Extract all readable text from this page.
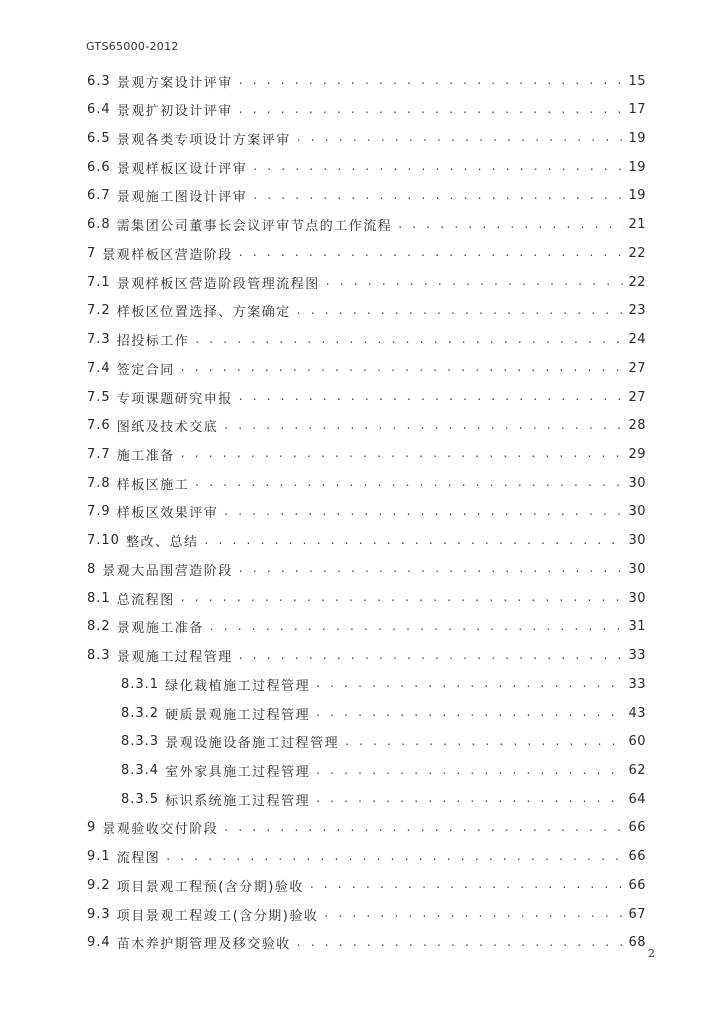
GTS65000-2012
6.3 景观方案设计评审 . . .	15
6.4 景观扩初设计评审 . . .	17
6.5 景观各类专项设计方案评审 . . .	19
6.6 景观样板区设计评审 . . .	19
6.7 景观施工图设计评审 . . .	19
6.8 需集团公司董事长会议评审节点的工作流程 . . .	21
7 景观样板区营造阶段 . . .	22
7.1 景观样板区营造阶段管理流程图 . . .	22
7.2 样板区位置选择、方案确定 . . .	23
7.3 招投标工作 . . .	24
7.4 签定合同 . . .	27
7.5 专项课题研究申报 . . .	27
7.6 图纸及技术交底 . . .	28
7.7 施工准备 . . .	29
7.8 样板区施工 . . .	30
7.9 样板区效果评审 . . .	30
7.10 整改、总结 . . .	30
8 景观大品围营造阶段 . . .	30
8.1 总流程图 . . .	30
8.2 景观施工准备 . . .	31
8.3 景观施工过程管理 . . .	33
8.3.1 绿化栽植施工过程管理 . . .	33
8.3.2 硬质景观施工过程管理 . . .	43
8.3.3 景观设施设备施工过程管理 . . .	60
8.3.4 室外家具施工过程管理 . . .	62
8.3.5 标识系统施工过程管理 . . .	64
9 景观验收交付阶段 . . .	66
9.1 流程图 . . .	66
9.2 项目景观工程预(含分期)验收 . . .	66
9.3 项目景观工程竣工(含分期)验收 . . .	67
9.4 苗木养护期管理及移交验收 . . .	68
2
-- -- --
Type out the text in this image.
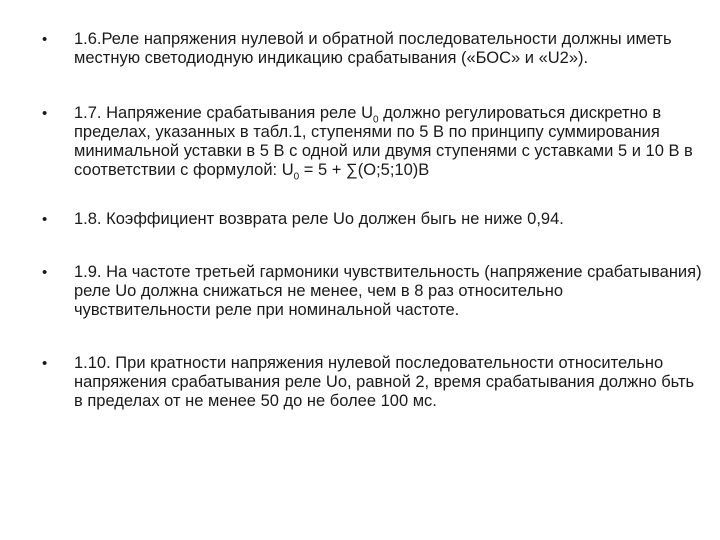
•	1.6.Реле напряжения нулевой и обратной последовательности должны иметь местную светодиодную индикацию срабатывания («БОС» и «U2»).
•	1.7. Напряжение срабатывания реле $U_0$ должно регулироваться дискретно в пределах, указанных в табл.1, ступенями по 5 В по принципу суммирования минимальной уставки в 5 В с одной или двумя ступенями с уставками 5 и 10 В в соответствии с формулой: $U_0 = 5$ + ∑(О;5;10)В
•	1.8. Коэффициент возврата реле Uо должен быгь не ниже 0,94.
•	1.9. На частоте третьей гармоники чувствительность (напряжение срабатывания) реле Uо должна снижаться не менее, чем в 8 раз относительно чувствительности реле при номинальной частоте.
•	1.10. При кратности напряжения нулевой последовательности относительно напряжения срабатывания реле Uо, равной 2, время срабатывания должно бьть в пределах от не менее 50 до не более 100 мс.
-- -- --
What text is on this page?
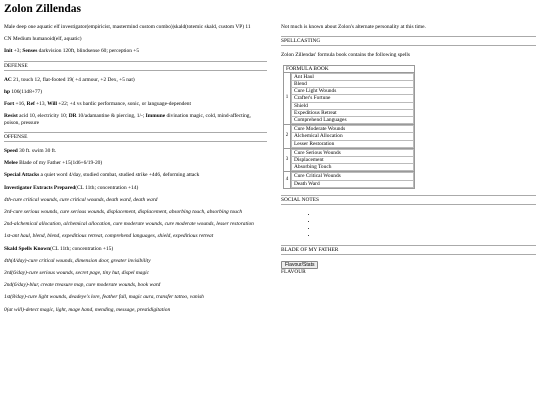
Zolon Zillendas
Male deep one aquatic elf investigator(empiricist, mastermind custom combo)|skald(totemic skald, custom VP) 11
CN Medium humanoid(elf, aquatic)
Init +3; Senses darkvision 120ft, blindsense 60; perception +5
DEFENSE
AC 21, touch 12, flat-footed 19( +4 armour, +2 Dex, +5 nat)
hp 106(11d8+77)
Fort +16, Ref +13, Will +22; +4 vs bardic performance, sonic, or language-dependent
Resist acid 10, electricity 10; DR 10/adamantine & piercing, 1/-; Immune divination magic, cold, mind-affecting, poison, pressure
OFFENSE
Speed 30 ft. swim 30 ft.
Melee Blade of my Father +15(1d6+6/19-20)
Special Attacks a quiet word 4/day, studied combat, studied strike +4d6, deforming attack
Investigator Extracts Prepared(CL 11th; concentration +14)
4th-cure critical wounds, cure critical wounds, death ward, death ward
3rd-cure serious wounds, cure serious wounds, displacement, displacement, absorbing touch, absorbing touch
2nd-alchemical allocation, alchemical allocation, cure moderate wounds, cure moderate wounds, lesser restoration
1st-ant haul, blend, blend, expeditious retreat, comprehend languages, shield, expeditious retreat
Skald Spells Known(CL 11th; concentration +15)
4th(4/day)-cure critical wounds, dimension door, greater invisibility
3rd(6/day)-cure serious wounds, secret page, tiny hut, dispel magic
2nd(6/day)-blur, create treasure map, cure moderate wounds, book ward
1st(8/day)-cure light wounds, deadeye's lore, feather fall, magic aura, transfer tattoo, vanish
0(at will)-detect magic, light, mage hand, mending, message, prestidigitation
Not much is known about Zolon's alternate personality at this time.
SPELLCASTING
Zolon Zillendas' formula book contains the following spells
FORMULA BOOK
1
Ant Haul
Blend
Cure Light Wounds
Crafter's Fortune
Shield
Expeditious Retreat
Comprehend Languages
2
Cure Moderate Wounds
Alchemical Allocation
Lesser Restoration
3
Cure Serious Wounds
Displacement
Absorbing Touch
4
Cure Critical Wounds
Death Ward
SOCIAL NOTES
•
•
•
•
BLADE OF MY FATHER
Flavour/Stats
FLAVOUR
-- -- --
Task directions:
Show the lines of the records that contain the word "пределах".

Solution to the exercise:
•	1.7. Напряжение срабатывания реле $U_0$ должно регулироваться дискретно в пределах, указанных в табл.1, ступенями по 5 В по принципу суммирования минимальной уставки в 5 В с одной или двумя ступенями с уставками 5 и 10 В в соответствии с формулой: $U_0 = 5$ + ∑(О;5;10)В
•	1.10. При кратности напряжения нулевой последовательности относительно напряжения срабатывания реле Uо, равной 2, время срабатывания должно бьть в пределах от не менее 50 до не более 100 мс.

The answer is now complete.